ITEMS ::
>>

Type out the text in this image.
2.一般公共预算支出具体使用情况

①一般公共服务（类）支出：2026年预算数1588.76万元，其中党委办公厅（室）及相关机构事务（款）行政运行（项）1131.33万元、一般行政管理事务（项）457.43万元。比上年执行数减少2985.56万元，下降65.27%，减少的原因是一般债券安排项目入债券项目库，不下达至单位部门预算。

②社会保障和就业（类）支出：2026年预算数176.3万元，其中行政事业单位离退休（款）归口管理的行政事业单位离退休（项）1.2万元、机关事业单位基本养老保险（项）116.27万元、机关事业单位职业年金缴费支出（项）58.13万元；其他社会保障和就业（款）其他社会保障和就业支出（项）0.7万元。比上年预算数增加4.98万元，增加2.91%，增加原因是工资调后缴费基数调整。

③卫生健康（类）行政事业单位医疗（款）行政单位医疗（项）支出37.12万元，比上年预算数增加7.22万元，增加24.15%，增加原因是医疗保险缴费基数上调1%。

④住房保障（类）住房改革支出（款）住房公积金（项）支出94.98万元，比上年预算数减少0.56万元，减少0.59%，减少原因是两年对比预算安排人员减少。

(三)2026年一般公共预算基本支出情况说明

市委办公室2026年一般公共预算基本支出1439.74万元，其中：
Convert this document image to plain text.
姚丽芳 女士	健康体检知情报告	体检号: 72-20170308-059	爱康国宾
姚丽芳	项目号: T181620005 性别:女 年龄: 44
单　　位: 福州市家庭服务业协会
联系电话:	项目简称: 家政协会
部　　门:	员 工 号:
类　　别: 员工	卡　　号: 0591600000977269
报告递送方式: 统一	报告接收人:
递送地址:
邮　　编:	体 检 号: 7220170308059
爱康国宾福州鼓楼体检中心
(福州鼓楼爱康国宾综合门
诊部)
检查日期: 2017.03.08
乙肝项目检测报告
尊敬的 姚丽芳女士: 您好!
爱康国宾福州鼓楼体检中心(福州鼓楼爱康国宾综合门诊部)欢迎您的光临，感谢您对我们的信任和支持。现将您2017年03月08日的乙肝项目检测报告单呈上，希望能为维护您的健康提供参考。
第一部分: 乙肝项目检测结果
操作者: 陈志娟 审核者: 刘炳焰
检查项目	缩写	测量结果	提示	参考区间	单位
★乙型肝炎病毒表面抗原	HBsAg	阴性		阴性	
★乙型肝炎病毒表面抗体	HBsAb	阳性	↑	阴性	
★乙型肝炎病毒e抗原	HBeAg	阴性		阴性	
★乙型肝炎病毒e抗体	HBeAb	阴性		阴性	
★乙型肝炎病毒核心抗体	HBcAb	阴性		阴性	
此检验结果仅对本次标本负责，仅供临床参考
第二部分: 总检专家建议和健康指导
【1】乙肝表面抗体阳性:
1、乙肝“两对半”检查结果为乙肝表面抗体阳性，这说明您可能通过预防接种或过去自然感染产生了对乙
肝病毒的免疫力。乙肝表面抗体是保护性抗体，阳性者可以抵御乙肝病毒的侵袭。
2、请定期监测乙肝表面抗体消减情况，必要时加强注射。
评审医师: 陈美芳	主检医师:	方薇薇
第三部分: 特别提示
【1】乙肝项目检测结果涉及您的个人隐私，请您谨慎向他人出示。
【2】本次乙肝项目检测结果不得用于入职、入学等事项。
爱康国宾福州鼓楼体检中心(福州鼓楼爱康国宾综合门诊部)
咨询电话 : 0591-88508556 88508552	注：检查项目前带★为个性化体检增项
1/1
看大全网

<<

WRITTEN PROBLEM ::
Pull out each line containing the word "爱康国宾福州鼓楼体检中心" and copy it.

ANSWER TO THE TASK ::
爱康国宾福州鼓楼体检中心
爱康国宾福州鼓楼体检中心(福州鼓楼爱康国宾综合门诊部)欢迎您的光临，感谢您对我们的信任和支持。现将您2017年03月08日的乙肝项目检测报告单呈上，希望能为维护您的健康提供参考。
爱康国宾福州鼓楼体检中心(福州鼓楼爱康国宾综合门诊部)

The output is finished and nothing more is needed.